**Stated exercise:** Pull out from the material below all lines with "icon".

============================================================

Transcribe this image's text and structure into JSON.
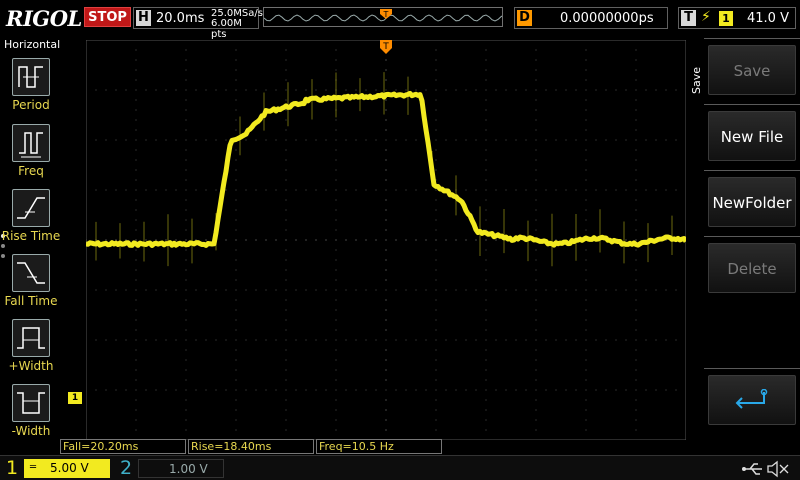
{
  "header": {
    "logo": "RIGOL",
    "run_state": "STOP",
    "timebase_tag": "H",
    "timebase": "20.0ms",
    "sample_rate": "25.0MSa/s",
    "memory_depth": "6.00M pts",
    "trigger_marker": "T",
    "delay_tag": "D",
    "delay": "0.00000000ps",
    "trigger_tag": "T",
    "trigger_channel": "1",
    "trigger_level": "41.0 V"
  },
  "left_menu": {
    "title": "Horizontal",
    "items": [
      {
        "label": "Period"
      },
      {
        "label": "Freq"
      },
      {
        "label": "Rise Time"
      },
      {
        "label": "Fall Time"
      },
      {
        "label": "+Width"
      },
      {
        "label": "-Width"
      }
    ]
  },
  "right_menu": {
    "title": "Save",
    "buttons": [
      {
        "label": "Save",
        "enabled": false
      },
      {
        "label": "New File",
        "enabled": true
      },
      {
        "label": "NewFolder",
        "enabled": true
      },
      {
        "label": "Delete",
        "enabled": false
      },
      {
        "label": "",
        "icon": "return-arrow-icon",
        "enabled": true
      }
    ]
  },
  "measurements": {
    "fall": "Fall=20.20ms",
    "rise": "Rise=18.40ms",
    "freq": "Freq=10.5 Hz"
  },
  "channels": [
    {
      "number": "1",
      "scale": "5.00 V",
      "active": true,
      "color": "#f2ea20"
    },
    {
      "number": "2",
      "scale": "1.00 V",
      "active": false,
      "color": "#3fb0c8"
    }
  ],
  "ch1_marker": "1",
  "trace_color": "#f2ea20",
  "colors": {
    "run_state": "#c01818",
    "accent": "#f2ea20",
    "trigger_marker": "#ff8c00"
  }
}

============================================================

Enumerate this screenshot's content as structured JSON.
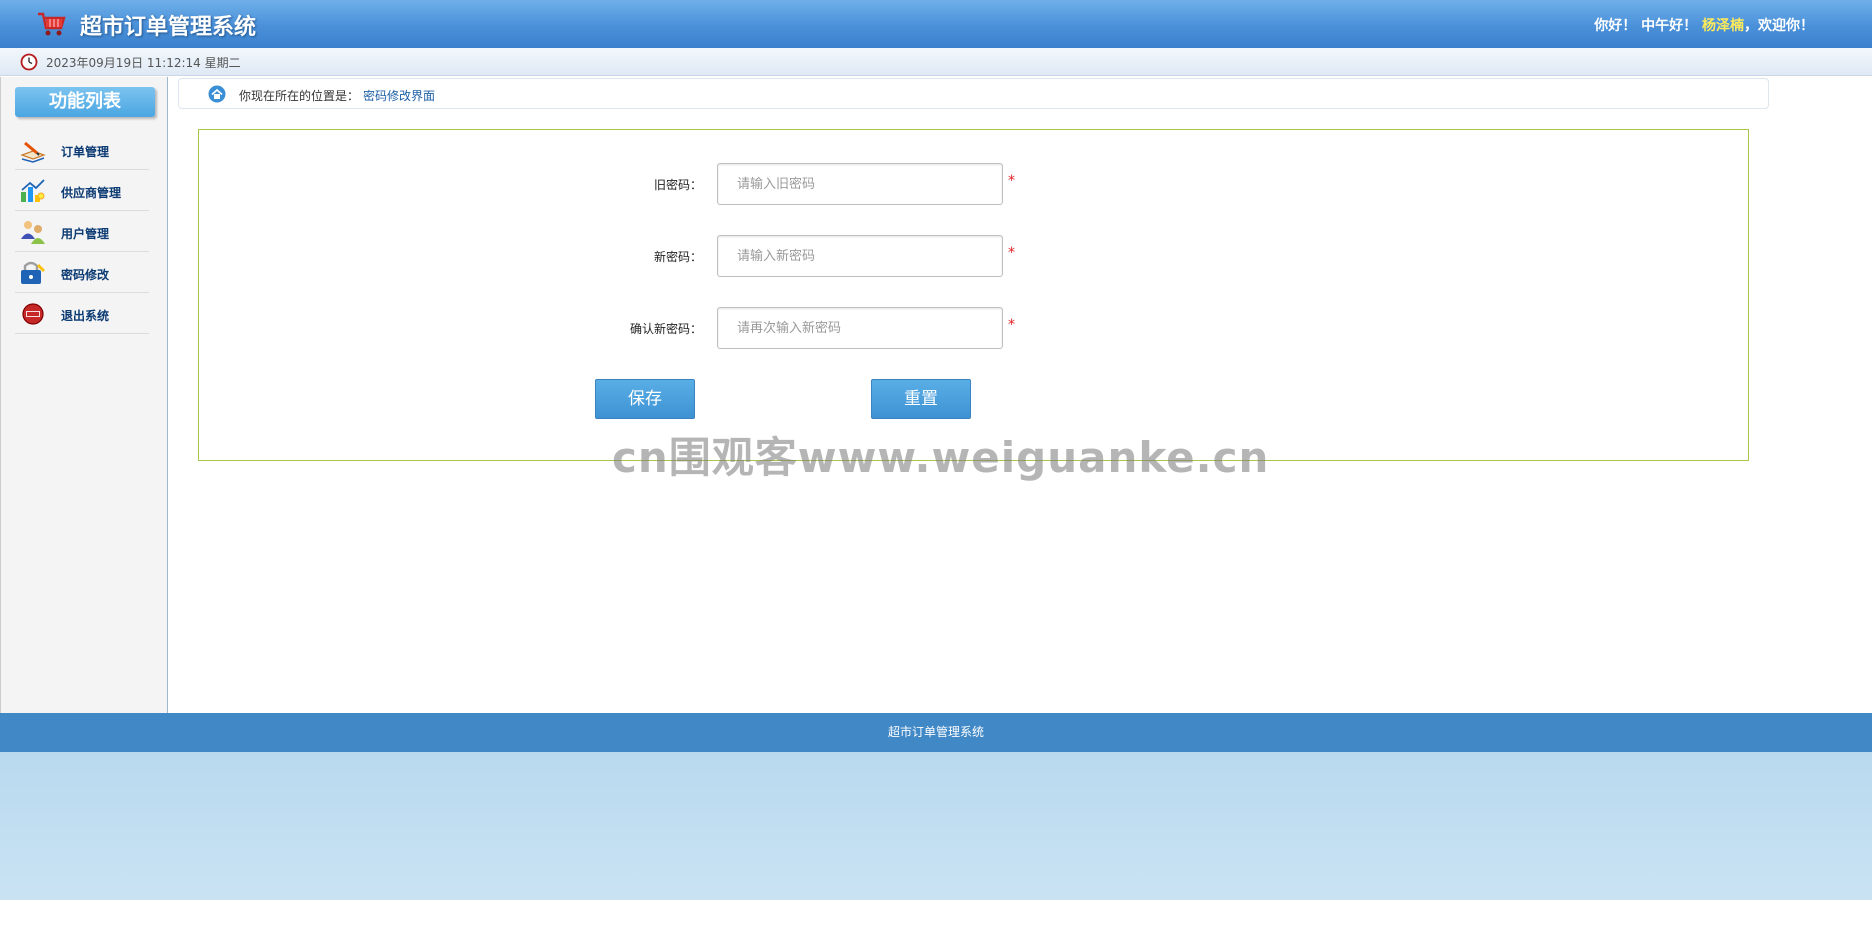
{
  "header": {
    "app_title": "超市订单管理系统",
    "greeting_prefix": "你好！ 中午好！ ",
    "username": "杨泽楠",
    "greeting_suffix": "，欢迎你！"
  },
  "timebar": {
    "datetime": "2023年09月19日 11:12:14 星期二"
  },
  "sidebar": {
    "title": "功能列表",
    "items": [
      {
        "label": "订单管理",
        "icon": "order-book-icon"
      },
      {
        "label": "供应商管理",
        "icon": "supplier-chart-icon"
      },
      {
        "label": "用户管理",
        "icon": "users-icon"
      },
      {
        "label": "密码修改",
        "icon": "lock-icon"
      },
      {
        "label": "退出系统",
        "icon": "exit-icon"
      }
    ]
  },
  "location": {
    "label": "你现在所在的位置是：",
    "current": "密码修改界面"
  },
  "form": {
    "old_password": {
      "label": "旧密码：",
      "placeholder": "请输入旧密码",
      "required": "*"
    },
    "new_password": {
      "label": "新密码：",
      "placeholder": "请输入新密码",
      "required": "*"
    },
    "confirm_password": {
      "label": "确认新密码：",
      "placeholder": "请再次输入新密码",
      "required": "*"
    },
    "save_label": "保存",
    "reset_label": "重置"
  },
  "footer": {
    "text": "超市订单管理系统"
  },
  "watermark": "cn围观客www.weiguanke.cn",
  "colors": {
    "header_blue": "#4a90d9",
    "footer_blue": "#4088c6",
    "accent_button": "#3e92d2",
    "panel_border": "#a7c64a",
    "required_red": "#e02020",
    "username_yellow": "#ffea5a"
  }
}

============================================================

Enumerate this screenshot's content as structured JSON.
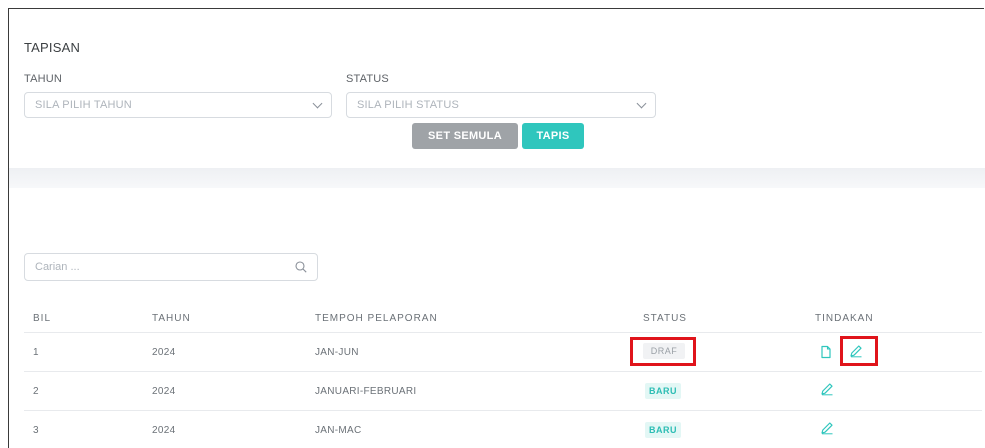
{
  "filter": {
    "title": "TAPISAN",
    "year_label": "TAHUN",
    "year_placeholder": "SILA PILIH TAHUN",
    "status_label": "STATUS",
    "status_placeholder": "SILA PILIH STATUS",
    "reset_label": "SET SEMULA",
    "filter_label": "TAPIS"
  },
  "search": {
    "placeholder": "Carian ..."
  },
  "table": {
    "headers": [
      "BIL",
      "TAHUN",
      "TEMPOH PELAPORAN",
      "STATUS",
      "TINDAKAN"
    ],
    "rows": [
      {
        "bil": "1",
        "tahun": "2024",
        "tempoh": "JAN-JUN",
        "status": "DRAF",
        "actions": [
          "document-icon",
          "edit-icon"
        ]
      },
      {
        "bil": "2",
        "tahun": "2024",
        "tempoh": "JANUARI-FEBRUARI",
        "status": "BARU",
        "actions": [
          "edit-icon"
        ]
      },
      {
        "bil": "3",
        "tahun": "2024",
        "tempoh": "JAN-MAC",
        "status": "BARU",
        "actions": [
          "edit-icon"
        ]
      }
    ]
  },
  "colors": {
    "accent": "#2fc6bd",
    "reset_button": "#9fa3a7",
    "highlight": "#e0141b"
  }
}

============================================================

**Task output:**
        "icon": "return-arrow-icon",
        "icon": "order-book-icon"
        "icon": "supplier-chart-icon"
        "icon": "users-icon"
        "icon": "lock-icon"
        "icon": "exit-icon"
          "document-icon",
          "edit-icon"
          "edit-icon"
          "edit-icon"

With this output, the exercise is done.